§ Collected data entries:
-- BEGIN --
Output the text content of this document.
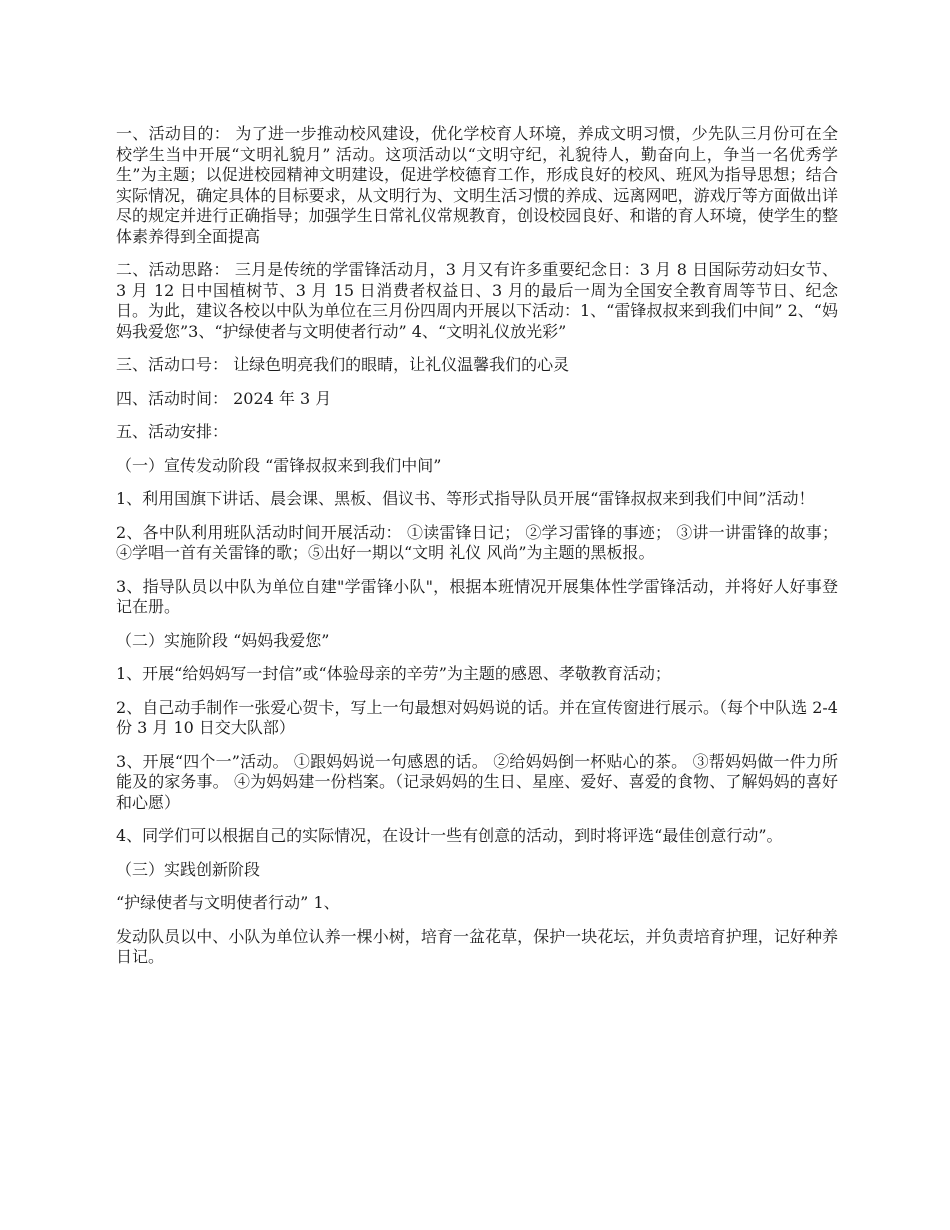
一、活动目的： 为了进一步推动校风建设，优化学校育人环境，养成文明习惯，少先队三月份可在全校学生当中开展“文明礼貌月” 活动。这项活动以“文明守纪，礼貌待人，勤奋向上，争当一名优秀学生”为主题；以促进校园精神文明建设，促进学校德育工作，形成良好的校风、班风为指导思想；结合实际情况，确定具体的目标要求，从文明行为、文明生活习惯的养成、远离网吧，游戏厅等方面做出详尽的规定并进行正确指导；加强学生日常礼仪常规教育，创设校园良好、和谐的育人环境，使学生的整体素养得到全面提高

二、活动思路： 三月是传统的学雷锋活动月，3 月又有许多重要纪念日：3 月 8 日国际劳动妇女节、3 月 12 日中国植树节、3 月 15 日消费者权益日、3 月的最后一周为全国安全教育周等节日、纪念日。为此，建议各校以中队为单位在三月份四周内开展以下活动：1、“雷锋叔叔来到我们中间” 2、“妈妈我爱您”3、“护绿使者与文明使者行动” 4、“文明礼仪放光彩”

三、活动口号： 让绿色明亮我们的眼睛，让礼仪温馨我们的心灵

四、活动时间： 2024 年 3 月

五、活动安排：

（一）宣传发动阶段 “雷锋叔叔来到我们中间”

1、利用国旗下讲话、晨会课、黑板、倡议书、等形式指导队员开展“雷锋叔叔来到我们中间”活动！

2、各中队利用班队活动时间开展活动： ①读雷锋日记； ②学习雷锋的事迹； ③讲一讲雷锋的故事； ④学唱一首有关雷锋的歌；⑤出好一期以“文明 礼仪 风尚”为主题的黑板报。

3、指导队员以中队为单位自建"学雷锋小队"，根据本班情况开展集体性学雷锋活动，并将好人好事登记在册。

（二）实施阶段 “妈妈我爱您”

1、开展“给妈妈写一封信”或“体验母亲的辛劳”为主题的感恩、孝敬教育活动；

2、自己动手制作一张爱心贺卡，写上一句最想对妈妈说的话。并在宣传窗进行展示。（每个中队选 2-4 份 3 月 10 日交大队部）

3、开展“四个一”活动。 ①跟妈妈说一句感恩的话。 ②给妈妈倒一杯贴心的茶。 ③帮妈妈做一件力所能及的家务事。 ④为妈妈建一份档案。（记录妈妈的生日、星座、爱好、喜爱的食物、了解妈妈的喜好和心愿）

4、同学们可以根据自己的实际情况，在设计一些有创意的活动，到时将评选“最佳创意行动”。

（三）实践创新阶段

“护绿使者与文明使者行动” 1、

发动队员以中、小队为单位认养一棵小树，培育一盆花草，保护一块花坛，并负责培育护理，记好种养日记。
-- END --
§ WHAT THE TASK ASKS:
Set the pictures aside and transcribe the data above exactly.

§ EXERCISE RESULT:
Output the text content of this document.
一、活动目的： 为了进一步推动校风建设，优化学校育人环境，养成文明习惯，少先队三月份可在全校学生当中开展“文明礼貌月” 活动。这项活动以“文明守纪，礼貌待人，勤奋向上，争当一名优秀学生”为主题；以促进校园精神文明建设，促进学校德育工作，形成良好的校风、班风为指导思想；结合实际情况，确定具体的目标要求，从文明行为、文明生活习惯的养成、远离网吧，游戏厅等方面做出详尽的规定并进行正确指导；加强学生日常礼仪常规教育，创设校园良好、和谐的育人环境，使学生的整体素养得到全面提高

二、活动思路： 三月是传统的学雷锋活动月，3 月又有许多重要纪念日：3 月 8 日国际劳动妇女节、3 月 12 日中国植树节、3 月 15 日消费者权益日、3 月的最后一周为全国安全教育周等节日、纪念日。为此，建议各校以中队为单位在三月份四周内开展以下活动：1、“雷锋叔叔来到我们中间” 2、“妈妈我爱您”3、“护绿使者与文明使者行动” 4、“文明礼仪放光彩”

三、活动口号： 让绿色明亮我们的眼睛，让礼仪温馨我们的心灵

四、活动时间： 2024 年 3 月

五、活动安排：

（一）宣传发动阶段 “雷锋叔叔来到我们中间”

1、利用国旗下讲话、晨会课、黑板、倡议书、等形式指导队员开展“雷锋叔叔来到我们中间”活动！

2、各中队利用班队活动时间开展活动： ①读雷锋日记； ②学习雷锋的事迹； ③讲一讲雷锋的故事； ④学唱一首有关雷锋的歌；⑤出好一期以“文明 礼仪 风尚”为主题的黑板报。

3、指导队员以中队为单位自建"学雷锋小队"，根据本班情况开展集体性学雷锋活动，并将好人好事登记在册。

（二）实施阶段 “妈妈我爱您”

1、开展“给妈妈写一封信”或“体验母亲的辛劳”为主题的感恩、孝敬教育活动；

2、自己动手制作一张爱心贺卡，写上一句最想对妈妈说的话。并在宣传窗进行展示。（每个中队选 2-4 份 3 月 10 日交大队部）

3、开展“四个一”活动。 ①跟妈妈说一句感恩的话。 ②给妈妈倒一杯贴心的茶。 ③帮妈妈做一件力所能及的家务事。 ④为妈妈建一份档案。（记录妈妈的生日、星座、爱好、喜爱的食物、了解妈妈的喜好和心愿）

4、同学们可以根据自己的实际情况，在设计一些有创意的活动，到时将评选“最佳创意行动”。

（三）实践创新阶段

“护绿使者与文明使者行动” 1、

发动队员以中、小队为单位认养一棵小树，培育一盆花草，保护一块花坛，并负责培育护理，记好种养日记。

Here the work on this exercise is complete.